[Begin Entries supplied]
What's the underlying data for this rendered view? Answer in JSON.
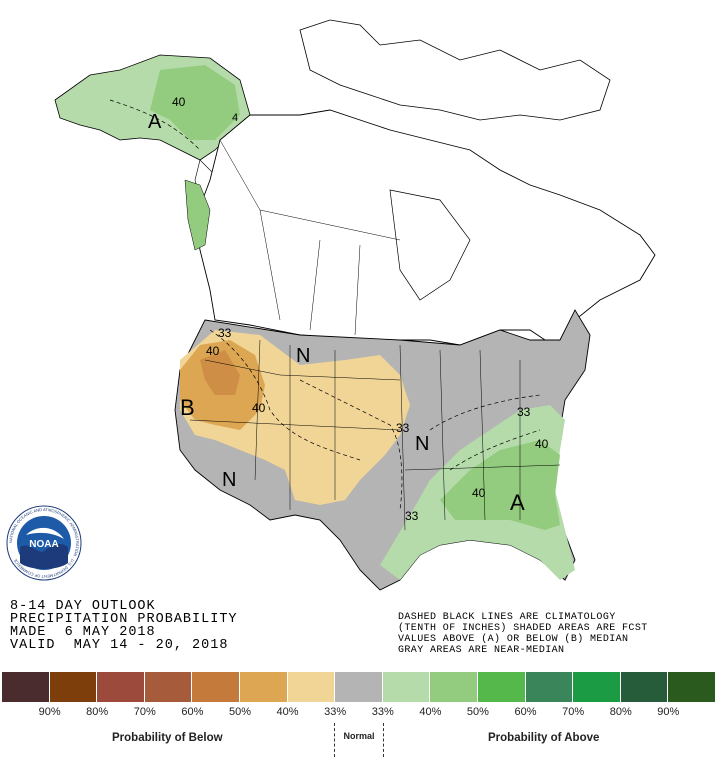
{
  "title_lines": {
    "line1": "8-14 DAY OUTLOOK",
    "line2": "PRECIPITATION PROBABILITY",
    "line3": "MADE  6 MAY 2018",
    "line4": "VALID  MAY 14 - 20, 2018"
  },
  "notes": {
    "line1": "DASHED BLACK LINES ARE CLIMATOLOGY",
    "line2": "(TENTH OF INCHES) SHADED AREAS ARE FCST",
    "line3": "VALUES ABOVE (A) OR BELOW (B) MEDIAN",
    "line4": "GRAY AREAS ARE NEAR-MEDIAN"
  },
  "logo": {
    "text": "NOAA",
    "ring_text": "NATIONAL OCEANIC AND ATMOSPHERIC ADMINISTRATION · U.S. DEPARTMENT OF COMMERCE"
  },
  "map_labels": {
    "alaska_A": "A",
    "alaska_40": "40",
    "alaska_4": "4",
    "northwest_33": "33",
    "northwest_40": "40",
    "west_B": "B",
    "west_40": "40",
    "north_N": "N",
    "southwest_N": "N",
    "central_N": "N",
    "central_33": "33",
    "south_33": "33",
    "east_33": "33",
    "east_40a": "40",
    "east_40b": "40",
    "southeast_A": "A"
  },
  "legend": {
    "colors": [
      "#4a2c2e",
      "#7d3e0c",
      "#9b4a3b",
      "#a65c3a",
      "#c47a3b",
      "#dca653",
      "#f0d596",
      "#b4b4b4",
      "#b5dbaa",
      "#93cc7e",
      "#55b84a",
      "#3b855a",
      "#1a9b44",
      "#275c3a",
      "#2b5a1f"
    ],
    "labels": [
      "90%",
      "80%",
      "70%",
      "60%",
      "50%",
      "40%",
      "33%",
      "33%",
      "40%",
      "50%",
      "60%",
      "70%",
      "80%",
      "90%"
    ],
    "below_caption": "Probability of Below",
    "normal_caption": "Normal",
    "above_caption": "Probability of Above"
  }
}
[End Entries supplied]
» **Instructions for the task**
Say how many lines of the material contain the word "MEDIAN", with no other text.

» **Output of the exercise**
2